== EJERCICIO A ==
Vuelve a escribir entero y sin cambios el texto sobre si se puede enseñar a escribir.

___ TEXTO SELECCIONADO ___

Estudian Audiovisual: se matricularon con la idea de ser guionistas, filmar reportajes, llegar a productores, presentar informativos o rodar películas que no importa que no se codeen con las más taquilleras. Soltar esa pregunta desde la tarima de profesor equivale, evidentemente, a creer en la convicción del sí, puesto que, implícita, palpita la de si se puede enseñar a escribir.

La primera sesión de curso, ya se sabe, necesita el porte de la exposición de objetivos. Y los enumero:
– Asimilar nociones esenciales de narratología.
– Arraigar actitudes características de quien escribe ficciones, relatos (más adelante las especifico).
– Propiciar situaciones de creatividad literaria y plasmarlas por escrito.
– Sugerir procedimientos y recursos de escritura con adaptación especial a la narrativa.
– Avanzar en aspectos nucleares del cuento y el microrrelato.
– Facilitar instrumental teórico y de reflexión para el análisis y la interpretación de textos narrativos.
– Y leer.

Y escribir. Además de saber dar razón de lo que se escribe. Y volver sobre lo mismo una vez y otra más y una tercera, no cesar de componer, aplicándose esos consejos milenarios de que «A escribir se aprende escribiendo» y el apotegma de Plinio el Viejo en su Historia natural (35,84): Nulla dies sine linea. Que coincide con esa consideración de Flannery OConnor, quizá la recomendación más afortunada y certera sobre definición y composición de un cuento: el mejor medio para saber qué es un relato consiste en sentarse a escribir uno. Y el objetivo de mayor importancia queda claro: que cada cual encuentre su propio rumbo en la escritura y lo siga con decisión y tenacidad. Personalmente. Por eso, uno mismo, una misma, se marca sus objetivos singulares.

___ ENTRADAS EXTRAÍDAS ___

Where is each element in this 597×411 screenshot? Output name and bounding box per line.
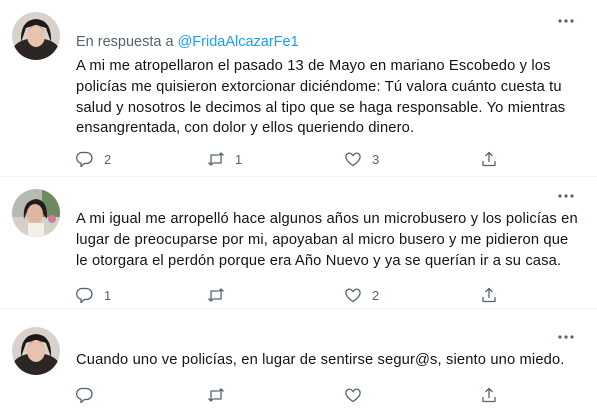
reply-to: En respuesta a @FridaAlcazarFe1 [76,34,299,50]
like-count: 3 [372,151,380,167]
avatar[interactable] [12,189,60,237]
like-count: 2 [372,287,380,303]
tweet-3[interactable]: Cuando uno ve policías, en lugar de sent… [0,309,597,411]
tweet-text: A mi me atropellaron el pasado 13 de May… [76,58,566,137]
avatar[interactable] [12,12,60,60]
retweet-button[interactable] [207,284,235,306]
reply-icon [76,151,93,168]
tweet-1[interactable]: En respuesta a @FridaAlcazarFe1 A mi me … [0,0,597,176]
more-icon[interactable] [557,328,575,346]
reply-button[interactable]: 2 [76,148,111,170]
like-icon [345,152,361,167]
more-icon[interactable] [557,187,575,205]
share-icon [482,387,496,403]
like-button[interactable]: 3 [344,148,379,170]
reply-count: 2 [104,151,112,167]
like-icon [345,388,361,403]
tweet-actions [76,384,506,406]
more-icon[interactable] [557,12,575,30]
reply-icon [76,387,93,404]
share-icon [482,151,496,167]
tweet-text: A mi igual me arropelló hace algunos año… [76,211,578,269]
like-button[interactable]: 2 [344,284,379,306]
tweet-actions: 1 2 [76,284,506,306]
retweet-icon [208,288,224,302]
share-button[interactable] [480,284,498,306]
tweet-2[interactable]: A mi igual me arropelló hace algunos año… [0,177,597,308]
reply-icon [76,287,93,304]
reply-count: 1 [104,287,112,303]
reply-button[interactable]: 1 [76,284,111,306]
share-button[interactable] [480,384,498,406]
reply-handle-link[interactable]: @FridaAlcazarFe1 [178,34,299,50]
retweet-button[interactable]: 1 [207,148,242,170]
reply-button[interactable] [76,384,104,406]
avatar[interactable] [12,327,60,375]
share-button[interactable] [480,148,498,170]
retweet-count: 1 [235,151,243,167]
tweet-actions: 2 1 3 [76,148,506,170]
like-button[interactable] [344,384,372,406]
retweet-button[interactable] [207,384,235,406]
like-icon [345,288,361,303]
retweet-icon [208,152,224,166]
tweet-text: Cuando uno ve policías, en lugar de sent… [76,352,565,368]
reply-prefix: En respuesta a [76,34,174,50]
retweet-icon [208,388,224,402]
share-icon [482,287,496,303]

___
___ ENTRADAS EXTRAÍDAS ___

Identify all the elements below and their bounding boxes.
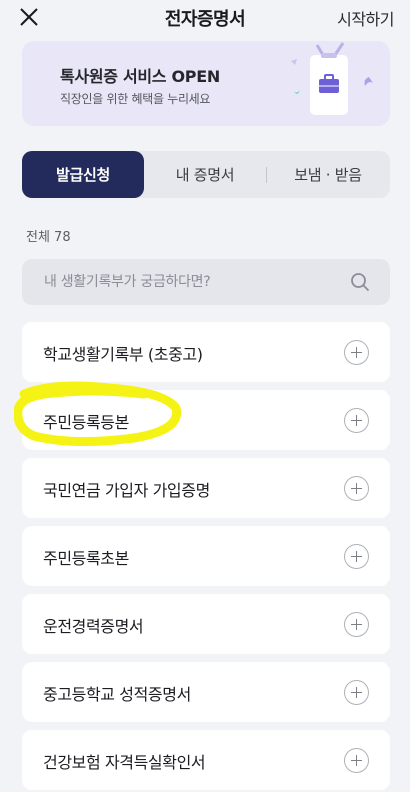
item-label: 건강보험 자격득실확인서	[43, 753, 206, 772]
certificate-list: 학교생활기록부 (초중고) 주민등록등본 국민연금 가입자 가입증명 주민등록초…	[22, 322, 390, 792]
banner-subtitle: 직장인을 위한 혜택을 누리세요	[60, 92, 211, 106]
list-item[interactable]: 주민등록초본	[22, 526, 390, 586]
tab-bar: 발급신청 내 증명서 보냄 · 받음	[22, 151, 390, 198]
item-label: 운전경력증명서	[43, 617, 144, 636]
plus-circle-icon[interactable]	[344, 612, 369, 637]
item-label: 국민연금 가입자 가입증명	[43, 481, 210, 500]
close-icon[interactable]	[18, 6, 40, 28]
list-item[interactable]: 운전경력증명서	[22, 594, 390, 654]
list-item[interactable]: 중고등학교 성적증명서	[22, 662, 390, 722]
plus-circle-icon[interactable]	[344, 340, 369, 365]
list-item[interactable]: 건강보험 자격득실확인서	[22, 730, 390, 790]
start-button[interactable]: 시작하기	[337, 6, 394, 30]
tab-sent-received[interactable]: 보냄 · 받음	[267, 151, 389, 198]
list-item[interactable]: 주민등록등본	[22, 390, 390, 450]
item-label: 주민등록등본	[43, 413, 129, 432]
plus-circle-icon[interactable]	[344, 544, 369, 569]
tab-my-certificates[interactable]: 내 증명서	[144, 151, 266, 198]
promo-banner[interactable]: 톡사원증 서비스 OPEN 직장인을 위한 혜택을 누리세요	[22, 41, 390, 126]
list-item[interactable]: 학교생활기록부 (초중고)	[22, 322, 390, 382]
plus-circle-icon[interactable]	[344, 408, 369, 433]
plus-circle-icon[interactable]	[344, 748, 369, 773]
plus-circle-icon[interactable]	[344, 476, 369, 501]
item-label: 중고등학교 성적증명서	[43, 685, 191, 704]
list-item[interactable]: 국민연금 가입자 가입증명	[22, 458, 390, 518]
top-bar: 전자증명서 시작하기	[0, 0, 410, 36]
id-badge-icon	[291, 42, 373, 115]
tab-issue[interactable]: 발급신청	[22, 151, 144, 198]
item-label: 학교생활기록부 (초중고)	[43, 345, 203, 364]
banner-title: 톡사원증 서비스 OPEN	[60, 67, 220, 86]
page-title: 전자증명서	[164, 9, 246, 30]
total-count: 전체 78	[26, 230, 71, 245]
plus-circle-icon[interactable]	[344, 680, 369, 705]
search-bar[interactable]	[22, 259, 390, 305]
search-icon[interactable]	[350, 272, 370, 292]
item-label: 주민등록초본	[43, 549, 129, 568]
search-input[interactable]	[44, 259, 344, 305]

___

== EJERCICIO B ==
Reúne y copia cada línea de las entradas que contenga la palabra "lugar".

== SOLUCIÓN DETALLADA A ==
Estudian Audiovisual: se matricularon con la idea de ser guionistas, filmar reportajes, llegar a productores, presentar informativos o rodar películas que no importa que no se codeen con las más taquilleras. Soltar esa pregunta desde la tarima de profesor equivale, evidentemente, a creer en la convicción del sí, puesto que, implícita, palpita la de si se puede enseñar a escribir.

La primera sesión de curso, ya se sabe, necesita el porte de la exposición de objetivos. Y los enumero:
– Asimilar nociones esenciales de narratología.
– Arraigar actitudes características de quien escribe ficciones, relatos (más adelante las especifico).
– Propiciar situaciones de creatividad literaria y plasmarlas por escrito.
– Sugerir procedimientos y recursos de escritura con adaptación especial a la narrativa.
– Avanzar en aspectos nucleares del cuento y el microrrelato.
– Facilitar instrumental teórico y de reflexión para el análisis y la interpretación de textos narrativos.
– Y leer.

Y escribir. Además de saber dar razón de lo que se escribe. Y volver sobre lo mismo una vez y otra más y una tercera, no cesar de componer, aplicándose esos consejos milenarios de que «A escribir se aprende escribiendo» y el apotegma de Plinio el Viejo en su Historia natural (35,84): Nulla dies sine linea. Que coincide con esa consideración de Flannery OConnor, quizá la recomendación más afortunada y certera sobre definición y composición de un cuento: el mejor medio para saber qué es un relato consiste en sentarse a escribir uno. Y el objetivo de mayor importancia queda claro: que cada cual encuentre su propio rumbo en la escritura y lo siga con decisión y tenacidad. Personalmente. Por eso, uno mismo, una misma, se marca sus objetivos singulares.

== SOLUCIÓN DETALLADA B ==
tweet-3[interactable]: Cuando uno ve policías, en lugar de sent… [0,309,597,411]
tweet-text: Cuando uno ve policías, en lugar de sent… [76,352,565,368]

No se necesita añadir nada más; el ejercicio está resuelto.